— START OF GIVEN DATA —

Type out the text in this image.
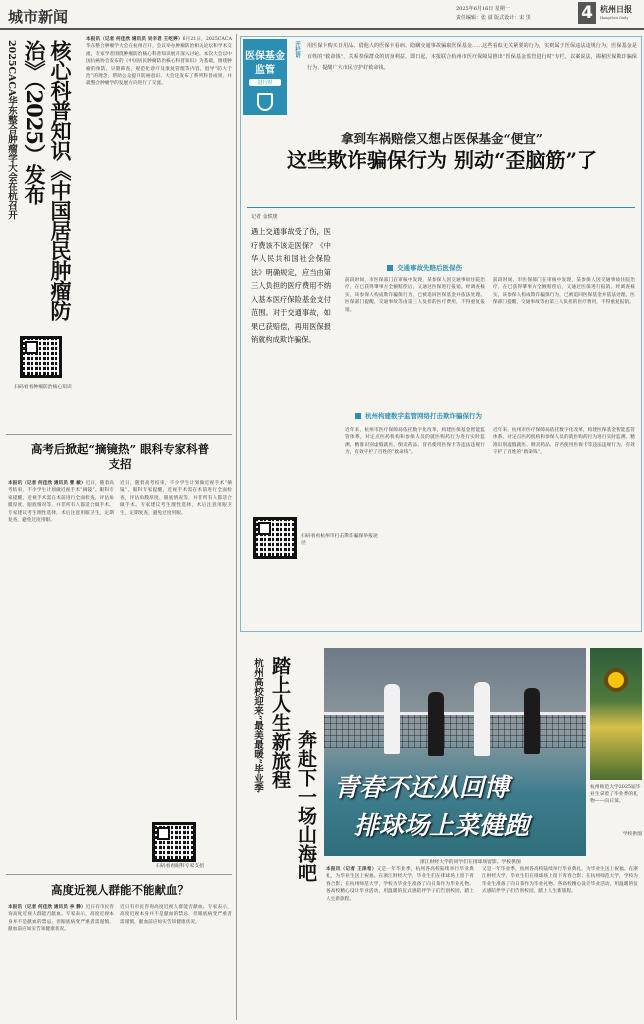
城市新闻	2025年6月16日 星期一
责任编辑：张 溢 版式设计：宋 里	4 杭州日报
Hangzhou Daily
2025CACA华东整合肿瘤学大会在杭召开	核心科普知识《中国居民肿瘤防治》（2025）发布
本报讯（记者 何佳欣 通讯员 吴辛君 王屹婷）6月21日，2025CACA华东整合肿瘤学大会在杭州召开。会议举办肿瘤防治相关论坛和学术交流，专家学者围绕肿瘤防治核心科普知识展开深入讨论。本次大会以中国抗癌协会发布的《中国居民肿瘤防治核心科普知识》为基础，围绕肿瘤的预防、早期筛查、规范化诊疗及康复管理等内容，倡导“防大于治”的理念，帮助公众提升防癌意识。大会还发布了系列科普成果，并就整合肿瘤学的发展方向进行了交流。
扫码看看肿瘤防治核心知识
高考后掀起“摘镜热” 眼科专家科普支招
本报讯（记者 何佳欣 通讯员 曹 敏）近日，随着高考结束，不少学生计划做近视手术“摘镜”。眼科专家提醒，近视手术需在术前进行全面检查，评估角膜厚度、眼底情况等，并非所有人都适合做手术。专家建议考生理性选择，术后注意用眼卫生，定期复查，避免过度用眼。
近日，随着高考结束，不少学生计划做近视手术“摘镜”。眼科专家提醒，近视手术需在术前进行全面检查，评估角膜厚度、眼底情况等，并非所有人都适合做手术。专家建议考生理性选择，术后注意用眼卫生，定期复查，避免过度用眼。
扫码看看眼科专家支招
高度近视人群能不能献血？
本报讯（记者 何佳欣 通讯员 李 静）近日有市民咨询高度近视人群能否献血。专家表示，高度近视本身并不是献血的禁忌，但眼底病变严重者需谨慎，献血前应如实告知健康状况。
近日有市民咨询高度近视人群能否献血。专家表示，高度近视本身并不是献血的禁忌，但眼底病变严重者需谨慎，献血前应如实告知健康状况。
医保基金
监管
进行时
开栏语 用医保卡购买日用品、借他人的医保卡看病、隐瞒交通事故骗取医保基金……这些看似无关紧要的行为，实则属于医保违法违规行为。医保基金是百姓的“救命钱”，关系参保群众的切身利益。即日起，本报联合杭州市医疗保障局推出“医保基金监管进行时”专栏，以案说法，揭秘医保欺诈骗保行为，提醒广大市民守护好救命钱。
拿到车祸赔偿又想占医保基金“便宜”
这些欺诈骗保行为 别动“歪脑筋”了
记者 金轶琰
遇上交通事故受了伤，医疗费该不该走医保？《中华人民共和国社会保险法》明确规定，应当由第三人负担的医疗费用不纳入基本医疗保险基金支付范围。对于交通事故，如果已获赔偿，再用医保报销就构成欺诈骗保。
扫码看看杭州市打击欺诈骗保举报途径
交通事故先赔后医保伤
前段时间，市医保部门在审核中发现，某参保人因交通事故住院治疗，在已获得肇事方全额赔偿后，又通过医保进行报销。经调查核实，该参保人构成欺诈骗保行为，已被追回医保基金并依法处理。医保部门提醒，交通事故等由第三人负担的医疗费用，不得重复报销。
前段时间，市医保部门在审核中发现，某参保人因交通事故住院治疗，在已获得肇事方全额赔偿后，又通过医保进行报销。经调查核实，该参保人构成欺诈骗保行为，已被追回医保基金并依法处理。医保部门提醒，交通事故等由第三人负担的医疗费用，不得重复报销。
杭州构建数字监管网络打击欺诈骗保行为
近年来，杭州市医疗保障局依托数字化改革，构建医保基金智能监管体系，对定点医药机构和参保人员的就医购药行为进行实时监测，精准识别虚假就医、倒卖药品、冒名使用医保卡等违法违规行为，有效守护了百姓的“救命钱”。
近年来，杭州市医疗保障局依托数字化改革，构建医保基金智能监管体系，对定点医药机构和参保人员的就医购药行为进行实时监测，精准识别虚假就医、倒卖药品、冒名使用医保卡等违法违规行为，有效守护了百姓的“救命钱”。
杭州高校迎来“最美最暖”毕业季 踏上人生新旅程
奔赴下一场山海吧 青春不还从回博
排球场上菜健跑
浙江财经大学的同学们在排球场留影。学校供图
杭州师范大学2025届毕业生拿着了毕业季的礼物——向日葵。
学校供图
本报讯（记者 王泽希）又是一年毕业季，杭州各高校陆续举行毕业典礼，为毕业生送上祝福。在浙江财经大学，毕业生们在排球场上留下青春合影；在杭州师范大学，学校为毕业生准备了向日葵作为毕业礼物。各高校精心设计毕业活动，用温暖的仪式感陪伴学子们告别校园，踏上人生新旅程。
又是一年毕业季，杭州各高校陆续举行毕业典礼，为毕业生送上祝福。在浙江财经大学，毕业生们在排球场上留下青春合影；在杭州师范大学，学校为毕业生准备了向日葵作为毕业礼物。各高校精心设计毕业活动，用温暖的仪式感陪伴学子们告别校园，踏上人生新旅程。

— END OF GIVEN DATA —

» WHAT YOU HAVE TO DO
Print all of the entries word for word. Skip any images they contain.

» ANSWER TO THIS PROBLEM
Type out the text in this image.
城市新闻	2025年6月16日 星期一
责任编辑：张 溢 版式设计：宋 里	4 杭州日报
Hangzhou Daily
2025CACA华东整合肿瘤学大会在杭召开	核心科普知识《中国居民肿瘤防治》（2025）发布
本报讯（记者 何佳欣 通讯员 吴辛君 王屹婷）6月21日，2025CACA华东整合肿瘤学大会在杭州召开。会议举办肿瘤防治相关论坛和学术交流，专家学者围绕肿瘤防治核心科普知识展开深入讨论。本次大会以中国抗癌协会发布的《中国居民肿瘤防治核心科普知识》为基础，围绕肿瘤的预防、早期筛查、规范化诊疗及康复管理等内容，倡导“防大于治”的理念，帮助公众提升防癌意识。大会还发布了系列科普成果，并就整合肿瘤学的发展方向进行了交流。
扫码看看肿瘤防治核心知识
高考后掀起“摘镜热” 眼科专家科普支招
本报讯（记者 何佳欣 通讯员 曹 敏）近日，随着高考结束，不少学生计划做近视手术“摘镜”。眼科专家提醒，近视手术需在术前进行全面检查，评估角膜厚度、眼底情况等，并非所有人都适合做手术。专家建议考生理性选择，术后注意用眼卫生，定期复查，避免过度用眼。
近日，随着高考结束，不少学生计划做近视手术“摘镜”。眼科专家提醒，近视手术需在术前进行全面检查，评估角膜厚度、眼底情况等，并非所有人都适合做手术。专家建议考生理性选择，术后注意用眼卫生，定期复查，避免过度用眼。
扫码看看眼科专家支招
高度近视人群能不能献血？
本报讯（记者 何佳欣 通讯员 李 静）近日有市民咨询高度近视人群能否献血。专家表示，高度近视本身并不是献血的禁忌，但眼底病变严重者需谨慎，献血前应如实告知健康状况。
近日有市民咨询高度近视人群能否献血。专家表示，高度近视本身并不是献血的禁忌，但眼底病变严重者需谨慎，献血前应如实告知健康状况。
医保基金
监管
进行时
开栏语 用医保卡购买日用品、借他人的医保卡看病、隐瞒交通事故骗取医保基金……这些看似无关紧要的行为，实则属于医保违法违规行为。医保基金是百姓的“救命钱”，关系参保群众的切身利益。即日起，本报联合杭州市医疗保障局推出“医保基金监管进行时”专栏，以案说法，揭秘医保欺诈骗保行为，提醒广大市民守护好救命钱。
拿到车祸赔偿又想占医保基金“便宜”
这些欺诈骗保行为 别动“歪脑筋”了
记者 金轶琰
遇上交通事故受了伤，医疗费该不该走医保？《中华人民共和国社会保险法》明确规定，应当由第三人负担的医疗费用不纳入基本医疗保险基金支付范围。对于交通事故，如果已获赔偿，再用医保报销就构成欺诈骗保。
扫码看看杭州市打击欺诈骗保举报途径
交通事故先赔后医保伤
前段时间，市医保部门在审核中发现，某参保人因交通事故住院治疗，在已获得肇事方全额赔偿后，又通过医保进行报销。经调查核实，该参保人构成欺诈骗保行为，已被追回医保基金并依法处理。医保部门提醒，交通事故等由第三人负担的医疗费用，不得重复报销。
前段时间，市医保部门在审核中发现，某参保人因交通事故住院治疗，在已获得肇事方全额赔偿后，又通过医保进行报销。经调查核实，该参保人构成欺诈骗保行为，已被追回医保基金并依法处理。医保部门提醒，交通事故等由第三人负担的医疗费用，不得重复报销。
杭州构建数字监管网络打击欺诈骗保行为
近年来，杭州市医疗保障局依托数字化改革，构建医保基金智能监管体系，对定点医药机构和参保人员的就医购药行为进行实时监测，精准识别虚假就医、倒卖药品、冒名使用医保卡等违法违规行为，有效守护了百姓的“救命钱”。
近年来，杭州市医疗保障局依托数字化改革，构建医保基金智能监管体系，对定点医药机构和参保人员的就医购药行为进行实时监测，精准识别虚假就医、倒卖药品、冒名使用医保卡等违法违规行为，有效守护了百姓的“救命钱”。
杭州高校迎来“最美最暖”毕业季 踏上人生新旅程
奔赴下一场山海吧 青春不还从回博
排球场上菜健跑
浙江财经大学的同学们在排球场留影。学校供图
杭州师范大学2025届毕业生拿着了毕业季的礼物——向日葵。
学校供图
本报讯（记者 王泽希）又是一年毕业季，杭州各高校陆续举行毕业典礼，为毕业生送上祝福。在浙江财经大学，毕业生们在排球场上留下青春合影；在杭州师范大学，学校为毕业生准备了向日葵作为毕业礼物。各高校精心设计毕业活动，用温暖的仪式感陪伴学子们告别校园，踏上人生新旅程。
又是一年毕业季，杭州各高校陆续举行毕业典礼，为毕业生送上祝福。在浙江财经大学，毕业生们在排球场上留下青春合影；在杭州师范大学，学校为毕业生准备了向日葵作为毕业礼物。各高校精心设计毕业活动，用温暖的仪式感陪伴学子们告别校园，踏上人生新旅程。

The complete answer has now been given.